# Directions:
Your task is to count the lines of the entries below that include the word "have" and to give only the resulting number.

(Dataset rows)
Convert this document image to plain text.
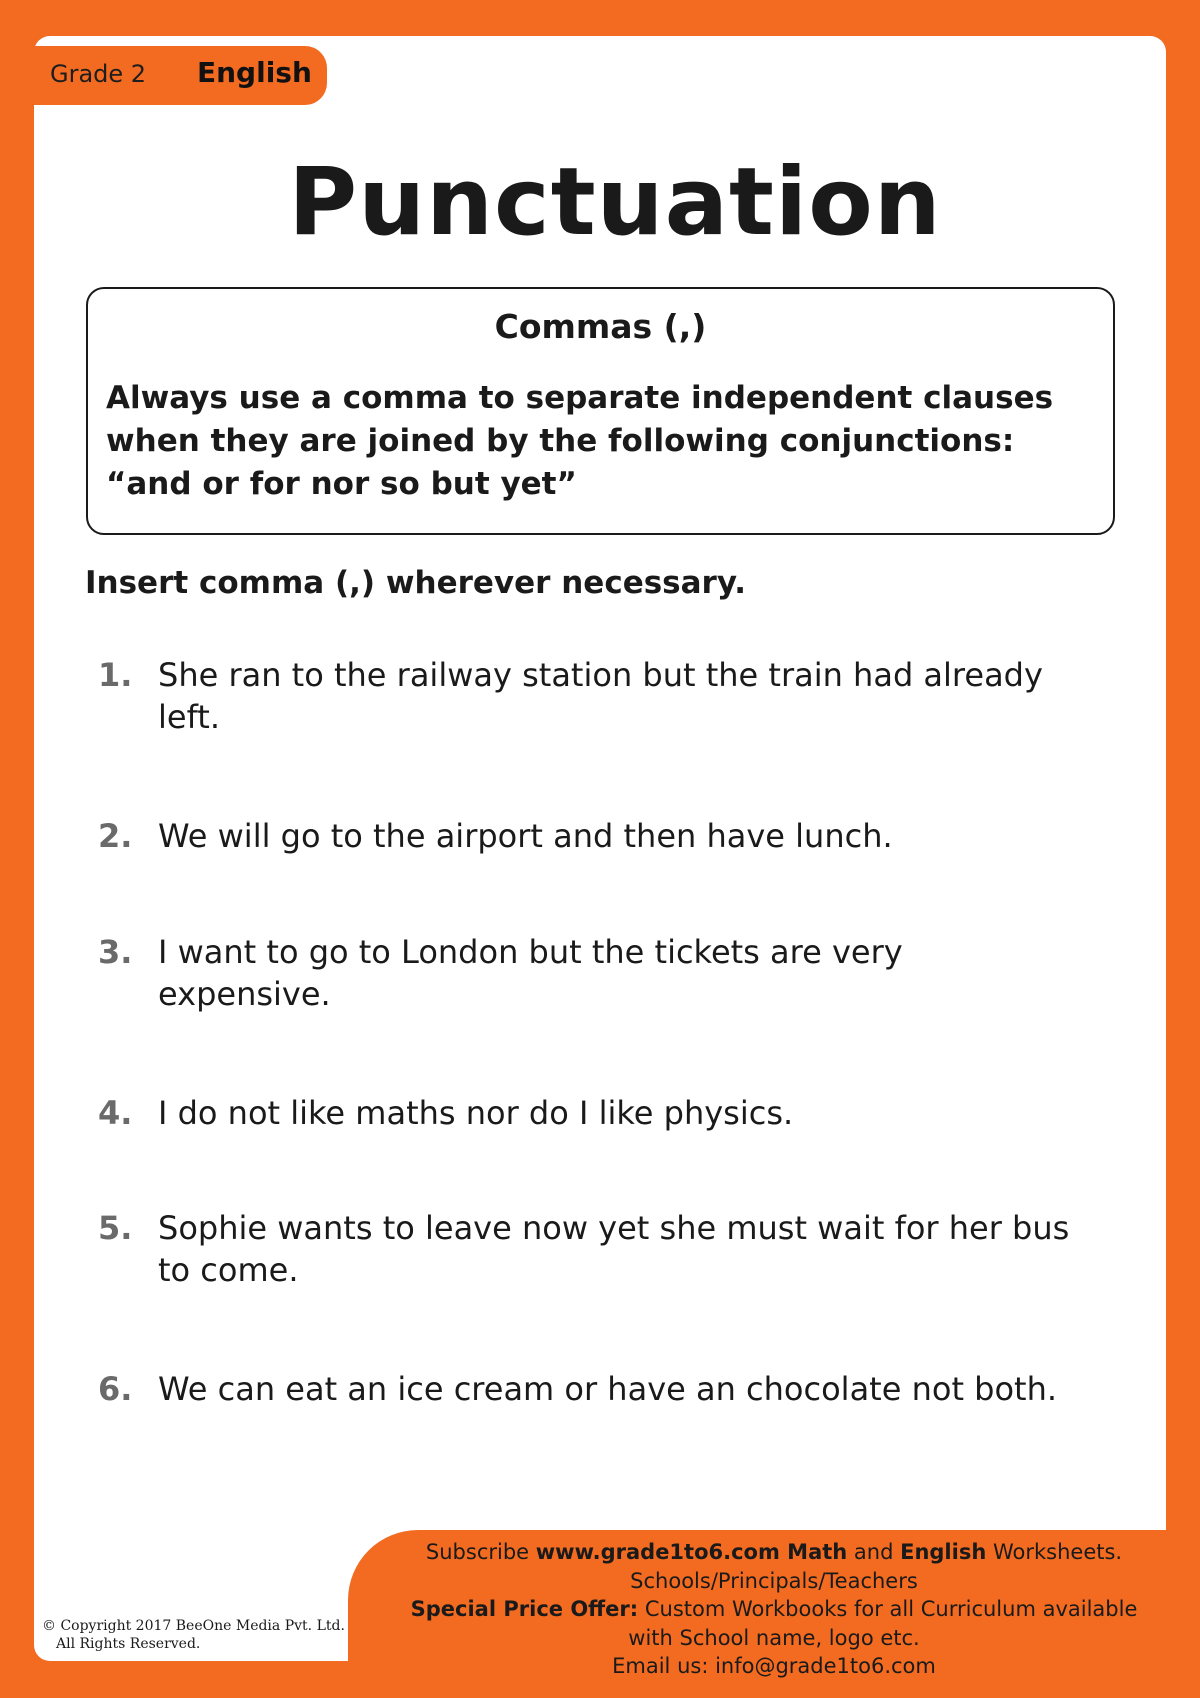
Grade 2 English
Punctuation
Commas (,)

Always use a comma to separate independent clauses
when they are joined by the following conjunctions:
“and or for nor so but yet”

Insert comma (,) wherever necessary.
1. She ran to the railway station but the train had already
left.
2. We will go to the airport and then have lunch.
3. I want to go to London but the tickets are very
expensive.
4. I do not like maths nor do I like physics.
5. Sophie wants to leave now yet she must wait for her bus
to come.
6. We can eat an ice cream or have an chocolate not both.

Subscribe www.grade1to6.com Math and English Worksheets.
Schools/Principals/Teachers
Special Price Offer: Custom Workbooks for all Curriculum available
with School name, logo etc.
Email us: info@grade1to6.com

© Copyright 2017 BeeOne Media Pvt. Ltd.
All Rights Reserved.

---

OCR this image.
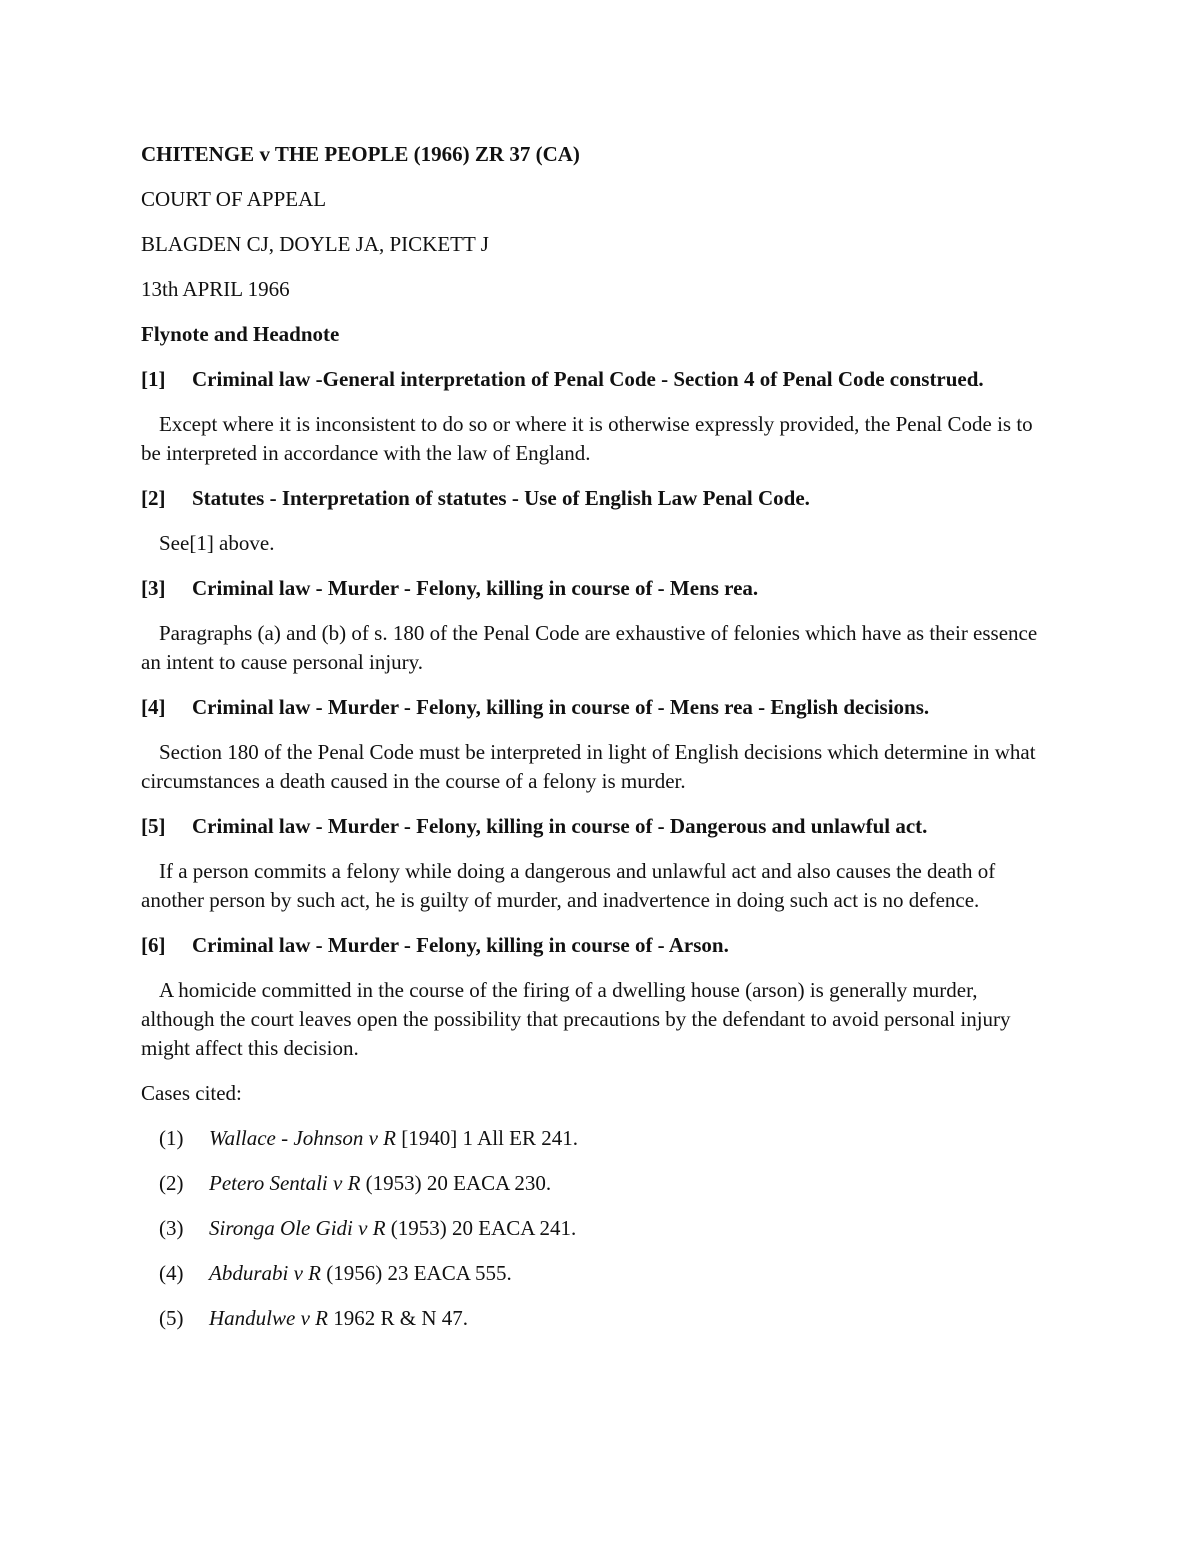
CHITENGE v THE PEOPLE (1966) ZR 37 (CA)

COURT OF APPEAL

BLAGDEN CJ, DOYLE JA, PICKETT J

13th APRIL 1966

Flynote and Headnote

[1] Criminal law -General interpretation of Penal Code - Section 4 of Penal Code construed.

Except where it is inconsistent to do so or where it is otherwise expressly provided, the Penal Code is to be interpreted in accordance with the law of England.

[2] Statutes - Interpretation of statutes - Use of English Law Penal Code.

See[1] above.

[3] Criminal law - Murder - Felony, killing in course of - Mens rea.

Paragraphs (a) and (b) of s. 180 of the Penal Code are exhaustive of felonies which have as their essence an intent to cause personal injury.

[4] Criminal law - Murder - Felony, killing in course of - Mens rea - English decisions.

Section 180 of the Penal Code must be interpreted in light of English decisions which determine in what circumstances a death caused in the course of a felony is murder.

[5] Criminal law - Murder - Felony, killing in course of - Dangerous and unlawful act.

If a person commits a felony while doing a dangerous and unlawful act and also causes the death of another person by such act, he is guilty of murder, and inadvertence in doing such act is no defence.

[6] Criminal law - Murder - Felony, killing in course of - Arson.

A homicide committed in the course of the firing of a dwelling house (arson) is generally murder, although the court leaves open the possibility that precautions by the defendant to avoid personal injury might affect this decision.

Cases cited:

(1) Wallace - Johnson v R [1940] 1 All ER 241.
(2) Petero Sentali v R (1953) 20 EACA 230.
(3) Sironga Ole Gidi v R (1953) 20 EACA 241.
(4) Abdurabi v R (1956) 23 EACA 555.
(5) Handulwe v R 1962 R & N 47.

# Problem solution:
3